▶ [Dataset excerpts]:
════
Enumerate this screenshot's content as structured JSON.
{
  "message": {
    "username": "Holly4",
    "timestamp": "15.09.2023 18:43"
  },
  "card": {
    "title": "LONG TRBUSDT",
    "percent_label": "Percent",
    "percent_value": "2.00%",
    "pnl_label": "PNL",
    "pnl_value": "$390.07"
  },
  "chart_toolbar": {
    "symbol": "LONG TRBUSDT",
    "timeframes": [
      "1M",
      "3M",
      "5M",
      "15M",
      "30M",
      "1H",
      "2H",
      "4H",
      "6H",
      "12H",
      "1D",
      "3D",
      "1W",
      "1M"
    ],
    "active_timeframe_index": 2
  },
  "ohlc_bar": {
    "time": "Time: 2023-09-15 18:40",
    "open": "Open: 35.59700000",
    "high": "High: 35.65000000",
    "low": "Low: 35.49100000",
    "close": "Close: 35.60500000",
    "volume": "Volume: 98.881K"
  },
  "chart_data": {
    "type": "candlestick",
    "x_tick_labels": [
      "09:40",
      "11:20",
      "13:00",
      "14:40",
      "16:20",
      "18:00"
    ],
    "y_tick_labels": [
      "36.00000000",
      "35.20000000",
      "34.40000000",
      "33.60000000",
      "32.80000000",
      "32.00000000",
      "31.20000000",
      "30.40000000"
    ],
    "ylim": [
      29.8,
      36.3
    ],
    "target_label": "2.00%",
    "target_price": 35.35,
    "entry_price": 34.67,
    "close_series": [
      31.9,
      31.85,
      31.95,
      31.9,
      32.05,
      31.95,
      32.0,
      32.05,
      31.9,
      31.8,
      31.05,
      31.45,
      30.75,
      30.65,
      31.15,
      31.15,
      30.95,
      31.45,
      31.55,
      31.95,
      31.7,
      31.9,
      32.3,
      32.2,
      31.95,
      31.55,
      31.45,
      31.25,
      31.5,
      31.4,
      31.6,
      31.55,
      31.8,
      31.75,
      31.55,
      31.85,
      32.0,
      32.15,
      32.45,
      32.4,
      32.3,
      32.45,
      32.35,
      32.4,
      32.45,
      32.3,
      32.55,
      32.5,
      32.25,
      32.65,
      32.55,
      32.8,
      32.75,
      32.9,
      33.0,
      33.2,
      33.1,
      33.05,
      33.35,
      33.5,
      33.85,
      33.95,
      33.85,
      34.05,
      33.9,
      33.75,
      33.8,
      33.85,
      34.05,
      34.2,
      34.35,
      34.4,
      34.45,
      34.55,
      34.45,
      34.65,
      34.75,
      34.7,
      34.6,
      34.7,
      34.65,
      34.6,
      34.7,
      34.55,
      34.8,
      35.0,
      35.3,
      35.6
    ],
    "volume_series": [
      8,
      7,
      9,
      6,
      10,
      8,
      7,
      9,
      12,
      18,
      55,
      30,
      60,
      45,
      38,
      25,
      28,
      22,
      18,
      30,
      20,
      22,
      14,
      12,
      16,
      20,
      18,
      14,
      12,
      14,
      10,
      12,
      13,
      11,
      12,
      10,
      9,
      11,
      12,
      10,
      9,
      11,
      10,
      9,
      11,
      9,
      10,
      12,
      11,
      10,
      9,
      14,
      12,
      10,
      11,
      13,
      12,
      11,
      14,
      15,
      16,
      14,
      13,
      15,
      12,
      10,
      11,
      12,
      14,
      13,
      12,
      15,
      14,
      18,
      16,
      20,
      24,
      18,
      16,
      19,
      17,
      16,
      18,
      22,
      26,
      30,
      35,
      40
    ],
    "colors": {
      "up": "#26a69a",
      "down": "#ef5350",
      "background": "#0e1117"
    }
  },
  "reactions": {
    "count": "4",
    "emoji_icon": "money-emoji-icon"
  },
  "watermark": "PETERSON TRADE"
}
════
▶ [Problem description]:
Quote each line of the data above exactly as written.

▶ [In response]:
Enumerate this screenshot's content as structured JSON.
{
  "message": {
    "username": "Holly4",
    "timestamp": "15.09.2023 18:43"
  },
  "card": {
    "title": "LONG TRBUSDT",
    "percent_label": "Percent",
    "percent_value": "2.00%",
    "pnl_label": "PNL",
    "pnl_value": "$390.07"
  },
  "chart_toolbar": {
    "symbol": "LONG TRBUSDT",
    "timeframes": [
      "1M",
      "3M",
      "5M",
      "15M",
      "30M",
      "1H",
      "2H",
      "4H",
      "6H",
      "12H",
      "1D",
      "3D",
      "1W",
      "1M"
    ],
    "active_timeframe_index": 2
  },
  "ohlc_bar": {
    "time": "Time: 2023-09-15 18:40",
    "open": "Open: 35.59700000",
    "high": "High: 35.65000000",
    "low": "Low: 35.49100000",
    "close": "Close: 35.60500000",
    "volume": "Volume: 98.881K"
  },
  "chart_data": {
    "type": "candlestick",
    "x_tick_labels": [
      "09:40",
      "11:20",
      "13:00",
      "14:40",
      "16:20",
      "18:00"
    ],
    "y_tick_labels": [
      "36.00000000",
      "35.20000000",
      "34.40000000",
      "33.60000000",
      "32.80000000",
      "32.00000000",
      "31.20000000",
      "30.40000000"
    ],
    "ylim": [
      29.8,
      36.3
    ],
    "target_label": "2.00%",
    "target_price": 35.35,
    "entry_price": 34.67,
    "close_series": [
      31.9,
      31.85,
      31.95,
      31.9,
      32.05,
      31.95,
      32.0,
      32.05,
      31.9,
      31.8,
      31.05,
      31.45,
      30.75,
      30.65,
      31.15,
      31.15,
      30.95,
      31.45,
      31.55,
      31.95,
      31.7,
      31.9,
      32.3,
      32.2,
      31.95,
      31.55,
      31.45,
      31.25,
      31.5,
      31.4,
      31.6,
      31.55,
      31.8,
      31.75,
      31.55,
      31.85,
      32.0,
      32.15,
      32.45,
      32.4,
      32.3,
      32.45,
      32.35,
      32.4,
      32.45,
      32.3,
      32.55,
      32.5,
      32.25,
      32.65,
      32.55,
      32.8,
      32.75,
      32.9,
      33.0,
      33.2,
      33.1,
      33.05,
      33.35,
      33.5,
      33.85,
      33.95,
      33.85,
      34.05,
      33.9,
      33.75,
      33.8,
      33.85,
      34.05,
      34.2,
      34.35,
      34.4,
      34.45,
      34.55,
      34.45,
      34.65,
      34.75,
      34.7,
      34.6,
      34.7,
      34.65,
      34.6,
      34.7,
      34.55,
      34.8,
      35.0,
      35.3,
      35.6
    ],
    "volume_series": [
      8,
      7,
      9,
      6,
      10,
      8,
      7,
      9,
      12,
      18,
      55,
      30,
      60,
      45,
      38,
      25,
      28,
      22,
      18,
      30,
      20,
      22,
      14,
      12,
      16,
      20,
      18,
      14,
      12,
      14,
      10,
      12,
      13,
      11,
      12,
      10,
      9,
      11,
      12,
      10,
      9,
      11,
      10,
      9,
      11,
      9,
      10,
      12,
      11,
      10,
      9,
      14,
      12,
      10,
      11,
      13,
      12,
      11,
      14,
      15,
      16,
      14,
      13,
      15,
      12,
      10,
      11,
      12,
      14,
      13,
      12,
      15,
      14,
      18,
      16,
      20,
      24,
      18,
      16,
      19,
      17,
      16,
      18,
      22,
      26,
      30,
      35,
      40
    ],
    "colors": {
      "up": "#26a69a",
      "down": "#ef5350",
      "background": "#0e1117"
    }
  },
  "reactions": {
    "count": "4",
    "emoji_icon": "money-emoji-icon"
  },
  "watermark": "PETERSON TRADE"
}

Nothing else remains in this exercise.